**Your task**
Copy every entry exactly as given, minus the images.

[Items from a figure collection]
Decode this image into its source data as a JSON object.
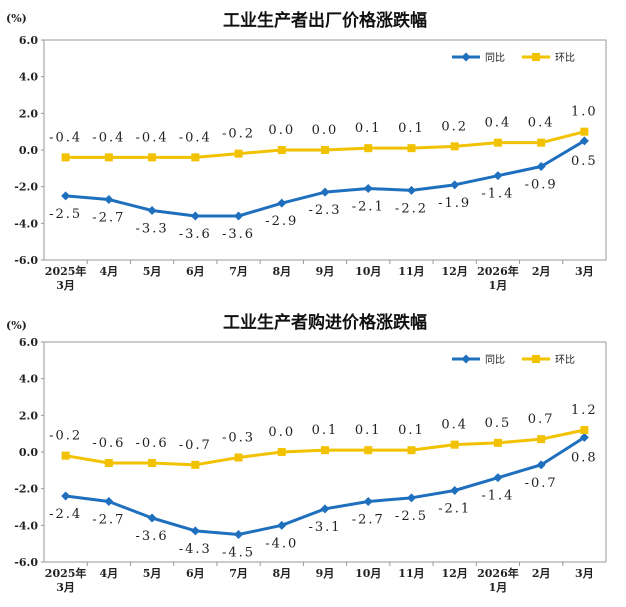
{
  "chart_data": [
    {
      "type": "line",
      "title": "工业生产者出厂价格涨跌幅",
      "unit_label": "(%)",
      "categories": [
        [
          "2025年",
          "3月"
        ],
        [
          "4月"
        ],
        [
          "5月"
        ],
        [
          "6月"
        ],
        [
          "7月"
        ],
        [
          "8月"
        ],
        [
          "9月"
        ],
        [
          "10月"
        ],
        [
          "11月"
        ],
        [
          "12月"
        ],
        [
          "2026年",
          "1月"
        ],
        [
          "2月"
        ],
        [
          "3月"
        ]
      ],
      "ylim": [
        -6,
        6
      ],
      "yticks": [
        "-6.0",
        "-4.0",
        "-2.0",
        "0.0",
        "2.0",
        "4.0",
        "6.0"
      ],
      "grid": false,
      "legend_position": "top-right",
      "series": [
        {
          "name": "同比",
          "color": "#1f6fbf",
          "marker": "diamond",
          "values": [
            -2.5,
            -2.7,
            -3.3,
            -3.6,
            -3.6,
            -2.9,
            -2.3,
            -2.1,
            -2.2,
            -1.9,
            -1.4,
            -0.9,
            0.5
          ],
          "labels": [
            "-2.5",
            "-2.7",
            "-3.3",
            "-3.6",
            "-3.6",
            "-2.9",
            "-2.3",
            "-2.1",
            "-2.2",
            "-1.9",
            "-1.4",
            "-0.9",
            "0.5"
          ]
        },
        {
          "name": "环比",
          "color": "#f2c200",
          "marker": "square",
          "values": [
            -0.4,
            -0.4,
            -0.4,
            -0.4,
            -0.2,
            0.0,
            0.0,
            0.1,
            0.1,
            0.2,
            0.4,
            0.4,
            1.0
          ],
          "labels": [
            "-0.4",
            "-0.4",
            "-0.4",
            "-0.4",
            "-0.2",
            "0.0",
            "0.0",
            "0.1",
            "0.1",
            "0.2",
            "0.4",
            "0.4",
            "1.0"
          ]
        }
      ]
    },
    {
      "type": "line",
      "title": "工业生产者购进价格涨跌幅",
      "unit_label": "(%)",
      "categories": [
        [
          "2025年",
          "3月"
        ],
        [
          "4月"
        ],
        [
          "5月"
        ],
        [
          "6月"
        ],
        [
          "7月"
        ],
        [
          "8月"
        ],
        [
          "9月"
        ],
        [
          "10月"
        ],
        [
          "11月"
        ],
        [
          "12月"
        ],
        [
          "2026年",
          "1月"
        ],
        [
          "2月"
        ],
        [
          "3月"
        ]
      ],
      "ylim": [
        -6,
        6
      ],
      "yticks": [
        "-6.0",
        "-4.0",
        "-2.0",
        "0.0",
        "2.0",
        "4.0",
        "6.0"
      ],
      "grid": false,
      "legend_position": "top-right",
      "series": [
        {
          "name": "同比",
          "color": "#1f6fbf",
          "marker": "diamond",
          "values": [
            -2.4,
            -2.7,
            -3.6,
            -4.3,
            -4.5,
            -4.0,
            -3.1,
            -2.7,
            -2.5,
            -2.1,
            -1.4,
            -0.7,
            0.8
          ],
          "labels": [
            "-2.4",
            "-2.7",
            "-3.6",
            "-4.3",
            "-4.5",
            "-4.0",
            "-3.1",
            "-2.7",
            "-2.5",
            "-2.1",
            "-1.4",
            "-0.7",
            "0.8"
          ]
        },
        {
          "name": "环比",
          "color": "#f2c200",
          "marker": "square",
          "values": [
            -0.2,
            -0.6,
            -0.6,
            -0.7,
            -0.3,
            0.0,
            0.1,
            0.1,
            0.1,
            0.4,
            0.5,
            0.7,
            1.2
          ],
          "labels": [
            "-0.2",
            "-0.6",
            "-0.6",
            "-0.7",
            "-0.3",
            "0.0",
            "0.1",
            "0.1",
            "0.1",
            "0.4",
            "0.5",
            "0.7",
            "1.2"
          ]
        }
      ]
    }
  ]
}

**Answer for this exercise**
Decode this image into its source data as a JSON object.
{
  "chart_data": [
    {
      "type": "line",
      "title": "工业生产者出厂价格涨跌幅",
      "unit_label": "(%)",
      "categories": [
        [
          "2025年",
          "3月"
        ],
        [
          "4月"
        ],
        [
          "5月"
        ],
        [
          "6月"
        ],
        [
          "7月"
        ],
        [
          "8月"
        ],
        [
          "9月"
        ],
        [
          "10月"
        ],
        [
          "11月"
        ],
        [
          "12月"
        ],
        [
          "2026年",
          "1月"
        ],
        [
          "2月"
        ],
        [
          "3月"
        ]
      ],
      "ylim": [
        -6,
        6
      ],
      "yticks": [
        "-6.0",
        "-4.0",
        "-2.0",
        "0.0",
        "2.0",
        "4.0",
        "6.0"
      ],
      "grid": false,
      "legend_position": "top-right",
      "series": [
        {
          "name": "同比",
          "color": "#1f6fbf",
          "marker": "diamond",
          "values": [
            -2.5,
            -2.7,
            -3.3,
            -3.6,
            -3.6,
            -2.9,
            -2.3,
            -2.1,
            -2.2,
            -1.9,
            -1.4,
            -0.9,
            0.5
          ],
          "labels": [
            "-2.5",
            "-2.7",
            "-3.3",
            "-3.6",
            "-3.6",
            "-2.9",
            "-2.3",
            "-2.1",
            "-2.2",
            "-1.9",
            "-1.4",
            "-0.9",
            "0.5"
          ]
        },
        {
          "name": "环比",
          "color": "#f2c200",
          "marker": "square",
          "values": [
            -0.4,
            -0.4,
            -0.4,
            -0.4,
            -0.2,
            0.0,
            0.0,
            0.1,
            0.1,
            0.2,
            0.4,
            0.4,
            1.0
          ],
          "labels": [
            "-0.4",
            "-0.4",
            "-0.4",
            "-0.4",
            "-0.2",
            "0.0",
            "0.0",
            "0.1",
            "0.1",
            "0.2",
            "0.4",
            "0.4",
            "1.0"
          ]
        }
      ]
    },
    {
      "type": "line",
      "title": "工业生产者购进价格涨跌幅",
      "unit_label": "(%)",
      "categories": [
        [
          "2025年",
          "3月"
        ],
        [
          "4月"
        ],
        [
          "5月"
        ],
        [
          "6月"
        ],
        [
          "7月"
        ],
        [
          "8月"
        ],
        [
          "9月"
        ],
        [
          "10月"
        ],
        [
          "11月"
        ],
        [
          "12月"
        ],
        [
          "2026年",
          "1月"
        ],
        [
          "2月"
        ],
        [
          "3月"
        ]
      ],
      "ylim": [
        -6,
        6
      ],
      "yticks": [
        "-6.0",
        "-4.0",
        "-2.0",
        "0.0",
        "2.0",
        "4.0",
        "6.0"
      ],
      "grid": false,
      "legend_position": "top-right",
      "series": [
        {
          "name": "同比",
          "color": "#1f6fbf",
          "marker": "diamond",
          "values": [
            -2.4,
            -2.7,
            -3.6,
            -4.3,
            -4.5,
            -4.0,
            -3.1,
            -2.7,
            -2.5,
            -2.1,
            -1.4,
            -0.7,
            0.8
          ],
          "labels": [
            "-2.4",
            "-2.7",
            "-3.6",
            "-4.3",
            "-4.5",
            "-4.0",
            "-3.1",
            "-2.7",
            "-2.5",
            "-2.1",
            "-1.4",
            "-0.7",
            "0.8"
          ]
        },
        {
          "name": "环比",
          "color": "#f2c200",
          "marker": "square",
          "values": [
            -0.2,
            -0.6,
            -0.6,
            -0.7,
            -0.3,
            0.0,
            0.1,
            0.1,
            0.1,
            0.4,
            0.5,
            0.7,
            1.2
          ],
          "labels": [
            "-0.2",
            "-0.6",
            "-0.6",
            "-0.7",
            "-0.3",
            "0.0",
            "0.1",
            "0.1",
            "0.1",
            "0.4",
            "0.5",
            "0.7",
            "1.2"
          ]
        }
      ]
    }
  ]
}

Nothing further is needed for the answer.